— AIM OF THE TASK —
Quote the listing in full, exactly as given, minus any pictures.

— EXTRACTED INFORMATION —
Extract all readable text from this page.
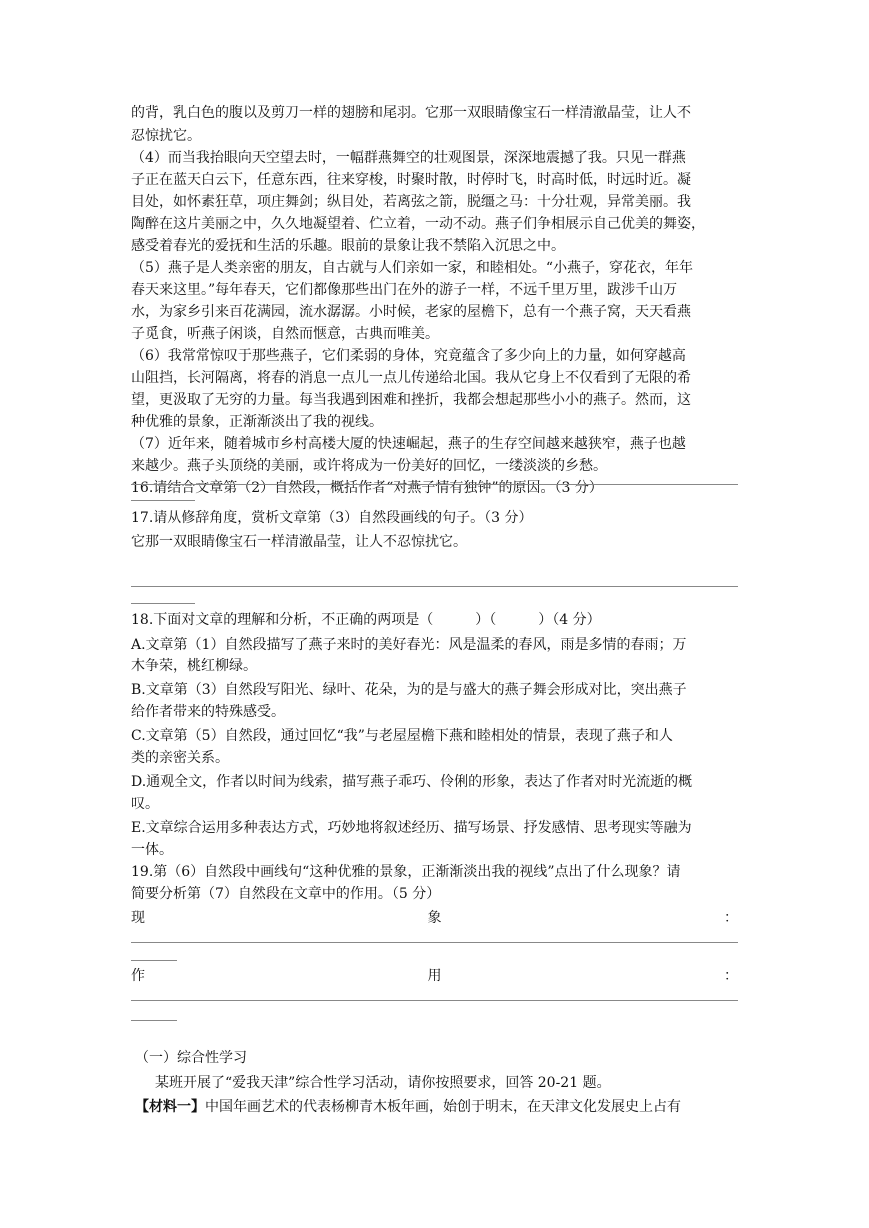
的背，乳白色的腹以及剪刀一样的翅膀和尾羽。它那一双眼睛像宝石一样清澈晶莹，让人不
忍惊扰它。
（4）而当我抬眼向天空望去时，一幅群燕舞空的壮观图景，深深地震撼了我。只见一群燕
子正在蓝天白云下，任意东西，往来穿梭，时聚时散，时停时飞，时高时低，时远时近。凝
目处，如怀素狂草，项庄舞剑；纵目处，若离弦之箭，脱缰之马：十分壮观，异常美丽。我
陶醉在这片美丽之中，久久地凝望着、伫立着，一动不动。燕子们争相展示自己优美的舞姿，
感受着春光的爱抚和生活的乐趣。眼前的景象让我不禁陷入沉思之中。
（5）燕子是人类亲密的朋友，自古就与人们亲如一家，和睦相处。“小燕子，穿花衣，年年
春天来这里。”每年春天，它们都像那些出门在外的游子一样，不远千里万里，跋涉千山万
水，为家乡引来百花满园，流水潺潺。小时候，老家的屋檐下，总有一个燕子窝，天天看燕
子觅食，听燕子闲谈，自然而惬意，古典而唯美。
（6）我常常惊叹于那些燕子，它们柔弱的身体，究竟蕴含了多少向上的力量，如何穿越高
山阻挡，长河隔离，将春的消息一点儿一点儿传递给北国。我从它身上不仅看到了无限的希
望，更汲取了无穷的力量。每当我遇到困难和挫折，我都会想起那些小小的燕子。然而，这
种优雅的景象，正渐渐淡出了我的视线。
（7）近年来，随着城市乡村高楼大厦的快速崛起，燕子的生存空间越来越狭窄，燕子也越
来越少。燕子头顶绕的美丽，或许将成为一份美好的回忆，一缕淡淡的乡愁。
16.请结合文章第（2）自然段，概括作者“对燕子情有独钟”的原因。（3 分）
17.请从修辞角度，赏析文章第（3）自然段画线的句子。（3 分）
它那一双眼睛像宝石一样清澈晶莹，让人不忍惊扰它。
18.下面对文章的理解和分析，不正确的两项是（　　　）（　　　）（4 分）
A.文章第（1）自然段描写了燕子来时的美好春光：风是温柔的春风，雨是多情的春雨；万
木争荣，桃红柳绿。
B.文章第（3）自然段写阳光、绿叶、花朵，为的是与盛大的燕子舞会形成对比，突出燕子
给作者带来的特殊感受。
C.文章第（5）自然段，通过回忆“我”与老屋屋檐下燕和睦相处的情景，表现了燕子和人
类的亲密关系。
D.通观全文，作者以时间为线索，描写燕子乖巧、伶俐的形象，表达了作者对时光流逝的概
叹。
E.文章综合运用多种表达方式，巧妙地将叙述经历、描写场景、抒发感情、思考现实等融为
一体。
19.第（6）自然段中画线句“这种优雅的景象，正渐渐淡出我的视线”点出了什么现象？请
简要分析第（7）自然段在文章中的作用。（5 分）
现	象	：
作	用	：
（一）综合性学习
某班开展了“爱我天津”综合性学习活动，请你按照要求，回答 20-21 题。
【材料一】中国年画艺术的代表杨柳青木板年画，始创于明末，在天津文化发展史上占有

— RESULT —
Extract all readable text from this page.
的背，乳白色的腹以及剪刀一样的翅膀和尾羽。它那一双眼睛像宝石一样清澈晶莹，让人不
忍惊扰它。
（4）而当我抬眼向天空望去时，一幅群燕舞空的壮观图景，深深地震撼了我。只见一群燕
子正在蓝天白云下，任意东西，往来穿梭，时聚时散，时停时飞，时高时低，时远时近。凝
目处，如怀素狂草，项庄舞剑；纵目处，若离弦之箭，脱缰之马：十分壮观，异常美丽。我
陶醉在这片美丽之中，久久地凝望着、伫立着，一动不动。燕子们争相展示自己优美的舞姿，
感受着春光的爱抚和生活的乐趣。眼前的景象让我不禁陷入沉思之中。
（5）燕子是人类亲密的朋友，自古就与人们亲如一家，和睦相处。“小燕子，穿花衣，年年
春天来这里。”每年春天，它们都像那些出门在外的游子一样，不远千里万里，跋涉千山万
水，为家乡引来百花满园，流水潺潺。小时候，老家的屋檐下，总有一个燕子窝，天天看燕
子觅食，听燕子闲谈，自然而惬意，古典而唯美。
（6）我常常惊叹于那些燕子，它们柔弱的身体，究竟蕴含了多少向上的力量，如何穿越高
山阻挡，长河隔离，将春的消息一点儿一点儿传递给北国。我从它身上不仅看到了无限的希
望，更汲取了无穷的力量。每当我遇到困难和挫折，我都会想起那些小小的燕子。然而，这
种优雅的景象，正渐渐淡出了我的视线。
（7）近年来，随着城市乡村高楼大厦的快速崛起，燕子的生存空间越来越狭窄，燕子也越
来越少。燕子头顶绕的美丽，或许将成为一份美好的回忆，一缕淡淡的乡愁。
16.请结合文章第（2）自然段，概括作者“对燕子情有独钟”的原因。（3 分）
17.请从修辞角度，赏析文章第（3）自然段画线的句子。（3 分）
它那一双眼睛像宝石一样清澈晶莹，让人不忍惊扰它。
18.下面对文章的理解和分析，不正确的两项是（　　　）（　　　）（4 分）
A.文章第（1）自然段描写了燕子来时的美好春光：风是温柔的春风，雨是多情的春雨；万
木争荣，桃红柳绿。
B.文章第（3）自然段写阳光、绿叶、花朵，为的是与盛大的燕子舞会形成对比，突出燕子
给作者带来的特殊感受。
C.文章第（5）自然段，通过回忆“我”与老屋屋檐下燕和睦相处的情景，表现了燕子和人
类的亲密关系。
D.通观全文，作者以时间为线索，描写燕子乖巧、伶俐的形象，表达了作者对时光流逝的概
叹。
E.文章综合运用多种表达方式，巧妙地将叙述经历、描写场景、抒发感情、思考现实等融为
一体。
19.第（6）自然段中画线句“这种优雅的景象，正渐渐淡出我的视线”点出了什么现象？请
简要分析第（7）自然段在文章中的作用。（5 分）
现	象	：
作	用	：
（一）综合性学习
某班开展了“爱我天津”综合性学习活动，请你按照要求，回答 20-21 题。
【材料一】中国年画艺术的代表杨柳青木板年画，始创于明末，在天津文化发展史上占有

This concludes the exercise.